• _Work to be completed_:
Return the material exactly as supplied, apart from the pictures, which are omitted.

───── Supplied material ─────

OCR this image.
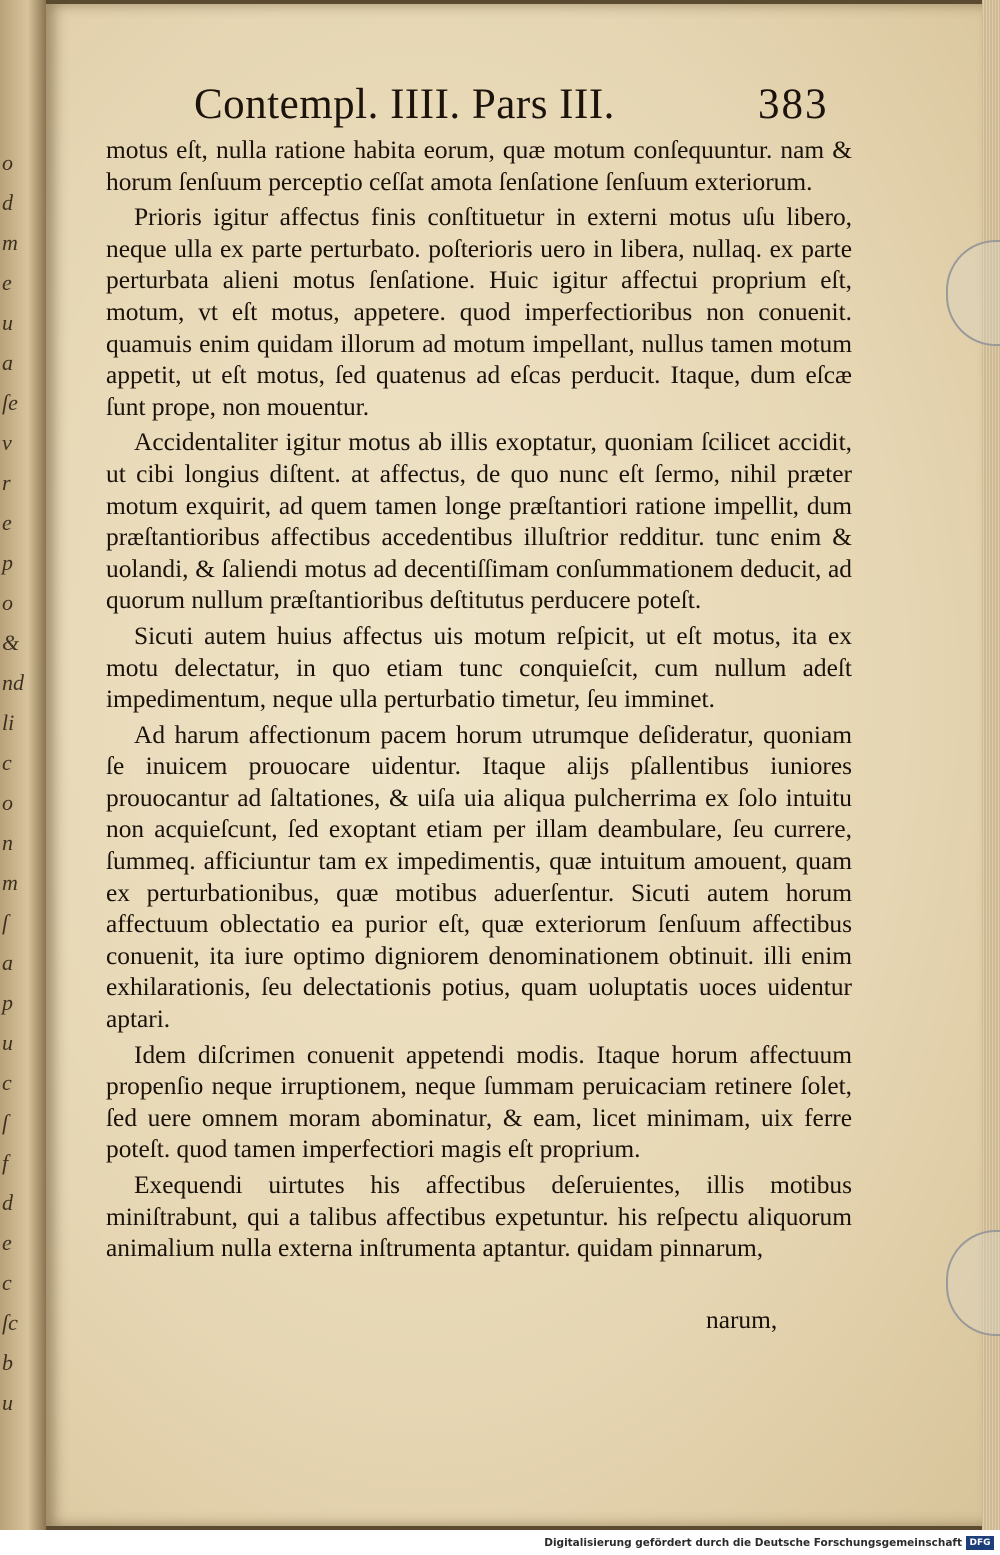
o
d
m
e
u
a
ſe
v
r
e
p
o
&
nd
li
c
o
n
m
ſ
a
p
u
c
ſ
f
d
e
c
ſc
b
u
Contempl. IIII. Pars III.	383

motus eſt, nulla ratione habita eorum, quæ motum conſequuntur. nam & horum ſenſuum perceptio ceſſat amota ſenſatione ſenſuum exteriorum.

Prioris igitur affectus finis conſtituetur in externi motus uſu libero, neque ulla ex parte perturbato. poſterioris uero in libera, nullaq. ex parte perturbata alieni motus ſenſatione. Huic igitur affectui proprium eſt, motum, vt eſt motus, appetere. quod imperfectioribus non conuenit. quamuis enim quidam illorum ad motum impellant, nullus tamen motum appetit, ut eſt motus, ſed quatenus ad eſcas perducit. Itaque, dum eſcæ ſunt prope, non mouentur.

Accidentaliter igitur motus ab illis exoptatur, quoniam ſcilicet accidit, ut cibi longius diſtent. at affectus, de quo nunc eſt ſermo, nihil præter motum exquirit, ad quem tamen longe præſtantiori ratione impellit, dum præſtantioribus affectibus accedentibus illuſtrior redditur. tunc enim & uolandi, & ſaliendi motus ad decentiſſimam conſummationem deducit, ad quorum nullum præſtantioribus deſtitutus perducere poteſt.

Sicuti autem huius affectus uis motum reſpicit, ut eſt motus, ita ex motu delectatur, in quo etiam tunc conquieſcit, cum nullum adeſt impedimentum, neque ulla perturbatio timetur, ſeu imminet.

Ad harum affectionum pacem horum utrumque deſideratur, quoniam ſe inuicem prouocare uidentur. Itaque alijs pſallentibus iuniores prouocantur ad ſaltationes, & uiſa uia aliqua pulcherrima ex ſolo intuitu non acquieſcunt, ſed exoptant etiam per illam deambulare, ſeu currere, ſummeq. afficiuntur tam ex impedimentis, quæ intuitum amouent, quam ex perturbationibus, quæ motibus aduerſentur. Sicuti autem horum affectuum oblectatio ea purior eſt, quæ exteriorum ſenſuum affectibus conuenit, ita iure optimo digniorem denominationem obtinuit. illi enim exhilarationis, ſeu delectationis potius, quam uoluptatis uoces uidentur aptari.

Idem diſcrimen conuenit appetendi modis. Itaque horum affectuum propenſio neque irruptionem, neque ſummam peruicaciam retinere ſolet, ſed uere omnem moram abominatur, & eam, licet minimam, uix ferre poteſt. quod tamen imperfectiori magis eſt proprium.

Exequendi uirtutes his affectibus deſeruientes, illis motibus miniſtrabunt, qui a talibus affectibus expetuntur. his reſpectu aliquorum animalium nulla externa inſtrumenta aptantur. quidam pinnarum,

narum,
Digitalisierung gefördert durch die Deutsche Forschungsgemeinschaft DFG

─────

• _Task response_:
OCR this image.
o
d
m
e
u
a
ſe
v
r
e
p
o
&
nd
li
c
o
n
m
ſ
a
p
u
c
ſ
f
d
e
c
ſc
b
u
Contempl. IIII. Pars III.	383

motus eſt, nulla ratione habita eorum, quæ motum conſequuntur. nam & horum ſenſuum perceptio ceſſat amota ſenſatione ſenſuum exteriorum.

Prioris igitur affectus finis conſtituetur in externi motus uſu libero, neque ulla ex parte perturbato. poſterioris uero in libera, nullaq. ex parte perturbata alieni motus ſenſatione. Huic igitur affectui proprium eſt, motum, vt eſt motus, appetere. quod imperfectioribus non conuenit. quamuis enim quidam illorum ad motum impellant, nullus tamen motum appetit, ut eſt motus, ſed quatenus ad eſcas perducit. Itaque, dum eſcæ ſunt prope, non mouentur.

Accidentaliter igitur motus ab illis exoptatur, quoniam ſcilicet accidit, ut cibi longius diſtent. at affectus, de quo nunc eſt ſermo, nihil præter motum exquirit, ad quem tamen longe præſtantiori ratione impellit, dum præſtantioribus affectibus accedentibus illuſtrior redditur. tunc enim & uolandi, & ſaliendi motus ad decentiſſimam conſummationem deducit, ad quorum nullum præſtantioribus deſtitutus perducere poteſt.

Sicuti autem huius affectus uis motum reſpicit, ut eſt motus, ita ex motu delectatur, in quo etiam tunc conquieſcit, cum nullum adeſt impedimentum, neque ulla perturbatio timetur, ſeu imminet.

Ad harum affectionum pacem horum utrumque deſideratur, quoniam ſe inuicem prouocare uidentur. Itaque alijs pſallentibus iuniores prouocantur ad ſaltationes, & uiſa uia aliqua pulcherrima ex ſolo intuitu non acquieſcunt, ſed exoptant etiam per illam deambulare, ſeu currere, ſummeq. afficiuntur tam ex impedimentis, quæ intuitum amouent, quam ex perturbationibus, quæ motibus aduerſentur. Sicuti autem horum affectuum oblectatio ea purior eſt, quæ exteriorum ſenſuum affectibus conuenit, ita iure optimo digniorem denominationem obtinuit. illi enim exhilarationis, ſeu delectationis potius, quam uoluptatis uoces uidentur aptari.

Idem diſcrimen conuenit appetendi modis. Itaque horum affectuum propenſio neque irruptionem, neque ſummam peruicaciam retinere ſolet, ſed uere omnem moram abominatur, & eam, licet minimam, uix ferre poteſt. quod tamen imperfectiori magis eſt proprium.

Exequendi uirtutes his affectibus deſeruientes, illis motibus miniſtrabunt, qui a talibus affectibus expetuntur. his reſpectu aliquorum animalium nulla externa inſtrumenta aptantur. quidam pinnarum,

narum,
Digitalisierung gefördert durch die Deutsche Forschungsgemeinschaft DFG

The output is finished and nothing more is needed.